— Set task —
Below are the records. List every line holding the word "talablariga".

— Data provided —
************

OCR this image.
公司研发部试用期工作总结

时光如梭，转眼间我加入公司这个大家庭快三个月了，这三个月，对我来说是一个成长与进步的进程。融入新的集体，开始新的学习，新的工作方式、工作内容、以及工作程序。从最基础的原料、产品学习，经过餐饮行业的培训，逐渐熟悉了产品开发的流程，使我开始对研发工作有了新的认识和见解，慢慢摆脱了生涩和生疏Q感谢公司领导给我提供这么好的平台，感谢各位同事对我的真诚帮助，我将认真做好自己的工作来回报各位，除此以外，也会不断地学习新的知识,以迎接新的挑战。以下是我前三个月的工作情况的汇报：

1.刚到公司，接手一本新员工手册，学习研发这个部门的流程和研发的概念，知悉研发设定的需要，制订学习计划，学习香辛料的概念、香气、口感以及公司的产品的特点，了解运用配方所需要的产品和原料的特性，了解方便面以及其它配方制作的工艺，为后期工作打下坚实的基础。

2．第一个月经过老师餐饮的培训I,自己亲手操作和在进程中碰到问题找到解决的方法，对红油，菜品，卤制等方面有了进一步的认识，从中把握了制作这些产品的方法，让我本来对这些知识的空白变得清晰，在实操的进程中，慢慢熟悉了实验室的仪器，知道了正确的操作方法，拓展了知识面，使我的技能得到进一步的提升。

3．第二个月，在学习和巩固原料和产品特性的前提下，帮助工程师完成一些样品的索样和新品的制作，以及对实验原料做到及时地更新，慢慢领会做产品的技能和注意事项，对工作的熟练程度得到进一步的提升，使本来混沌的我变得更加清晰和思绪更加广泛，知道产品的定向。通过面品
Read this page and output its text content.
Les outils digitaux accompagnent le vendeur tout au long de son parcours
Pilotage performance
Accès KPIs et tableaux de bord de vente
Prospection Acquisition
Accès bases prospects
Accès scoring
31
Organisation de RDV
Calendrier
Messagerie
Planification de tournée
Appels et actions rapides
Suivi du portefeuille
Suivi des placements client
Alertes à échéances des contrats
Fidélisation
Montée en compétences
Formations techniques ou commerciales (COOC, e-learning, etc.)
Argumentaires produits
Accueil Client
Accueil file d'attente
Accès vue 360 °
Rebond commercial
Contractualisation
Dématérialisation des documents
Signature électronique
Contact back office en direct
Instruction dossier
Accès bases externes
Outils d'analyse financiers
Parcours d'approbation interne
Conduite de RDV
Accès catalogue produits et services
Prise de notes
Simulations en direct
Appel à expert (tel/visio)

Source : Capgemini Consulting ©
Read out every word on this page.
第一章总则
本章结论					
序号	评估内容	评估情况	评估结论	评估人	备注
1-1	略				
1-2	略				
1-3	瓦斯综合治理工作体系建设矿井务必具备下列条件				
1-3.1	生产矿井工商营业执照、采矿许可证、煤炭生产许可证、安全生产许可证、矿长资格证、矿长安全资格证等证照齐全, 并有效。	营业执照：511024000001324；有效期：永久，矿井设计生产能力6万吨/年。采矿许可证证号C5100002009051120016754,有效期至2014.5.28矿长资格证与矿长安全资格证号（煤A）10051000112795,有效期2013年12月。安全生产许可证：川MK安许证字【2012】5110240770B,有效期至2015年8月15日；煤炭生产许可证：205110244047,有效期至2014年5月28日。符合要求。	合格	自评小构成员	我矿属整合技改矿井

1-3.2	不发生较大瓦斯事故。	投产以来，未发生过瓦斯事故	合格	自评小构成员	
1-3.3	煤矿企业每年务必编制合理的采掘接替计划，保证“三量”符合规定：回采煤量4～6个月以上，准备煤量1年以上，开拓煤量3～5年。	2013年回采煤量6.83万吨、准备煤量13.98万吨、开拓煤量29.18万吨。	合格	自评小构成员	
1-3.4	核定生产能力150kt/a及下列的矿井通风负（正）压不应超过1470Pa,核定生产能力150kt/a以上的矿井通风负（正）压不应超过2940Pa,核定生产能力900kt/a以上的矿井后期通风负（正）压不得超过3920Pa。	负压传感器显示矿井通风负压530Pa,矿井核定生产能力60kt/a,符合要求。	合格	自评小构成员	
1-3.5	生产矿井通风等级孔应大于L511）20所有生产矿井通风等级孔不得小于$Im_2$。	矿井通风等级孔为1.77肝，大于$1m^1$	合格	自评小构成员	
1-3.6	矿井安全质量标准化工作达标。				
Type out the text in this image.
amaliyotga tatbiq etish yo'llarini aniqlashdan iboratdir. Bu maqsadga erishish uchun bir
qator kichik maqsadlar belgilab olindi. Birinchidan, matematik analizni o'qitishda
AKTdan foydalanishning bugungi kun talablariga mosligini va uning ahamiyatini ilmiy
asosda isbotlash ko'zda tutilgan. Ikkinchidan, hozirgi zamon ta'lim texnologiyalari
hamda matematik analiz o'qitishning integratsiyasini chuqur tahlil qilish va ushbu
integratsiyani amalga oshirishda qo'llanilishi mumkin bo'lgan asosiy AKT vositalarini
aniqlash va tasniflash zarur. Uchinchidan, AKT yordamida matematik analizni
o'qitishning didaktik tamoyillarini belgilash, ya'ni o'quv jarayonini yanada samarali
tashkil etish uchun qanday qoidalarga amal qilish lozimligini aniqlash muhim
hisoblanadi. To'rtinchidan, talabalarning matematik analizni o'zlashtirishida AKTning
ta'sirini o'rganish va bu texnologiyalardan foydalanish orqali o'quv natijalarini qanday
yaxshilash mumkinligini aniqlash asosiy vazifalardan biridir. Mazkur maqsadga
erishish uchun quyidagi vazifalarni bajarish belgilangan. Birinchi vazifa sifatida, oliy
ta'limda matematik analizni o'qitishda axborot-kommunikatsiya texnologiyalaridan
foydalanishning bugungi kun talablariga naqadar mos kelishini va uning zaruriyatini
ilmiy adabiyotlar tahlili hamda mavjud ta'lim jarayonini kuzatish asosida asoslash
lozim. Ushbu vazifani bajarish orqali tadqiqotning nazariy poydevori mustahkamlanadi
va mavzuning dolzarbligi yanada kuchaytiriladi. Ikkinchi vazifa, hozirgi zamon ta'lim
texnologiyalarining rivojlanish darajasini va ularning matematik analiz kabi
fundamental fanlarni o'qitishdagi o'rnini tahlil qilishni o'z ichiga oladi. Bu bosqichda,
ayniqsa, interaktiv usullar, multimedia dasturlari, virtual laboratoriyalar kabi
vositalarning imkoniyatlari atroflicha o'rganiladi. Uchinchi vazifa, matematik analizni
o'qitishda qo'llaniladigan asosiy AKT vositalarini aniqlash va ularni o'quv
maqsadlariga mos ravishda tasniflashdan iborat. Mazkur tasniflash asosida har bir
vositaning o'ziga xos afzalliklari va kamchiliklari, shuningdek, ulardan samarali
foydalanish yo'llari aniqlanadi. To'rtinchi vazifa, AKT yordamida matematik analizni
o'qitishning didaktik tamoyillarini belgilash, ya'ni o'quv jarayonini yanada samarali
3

************

— The output —
AKTdan foydalanishning bugungi kun talablariga mosligini va uning ahamiyatini ilmiy
foydalanishning bugungi kun talablariga naqadar mos kelishini va uning zaruriyatini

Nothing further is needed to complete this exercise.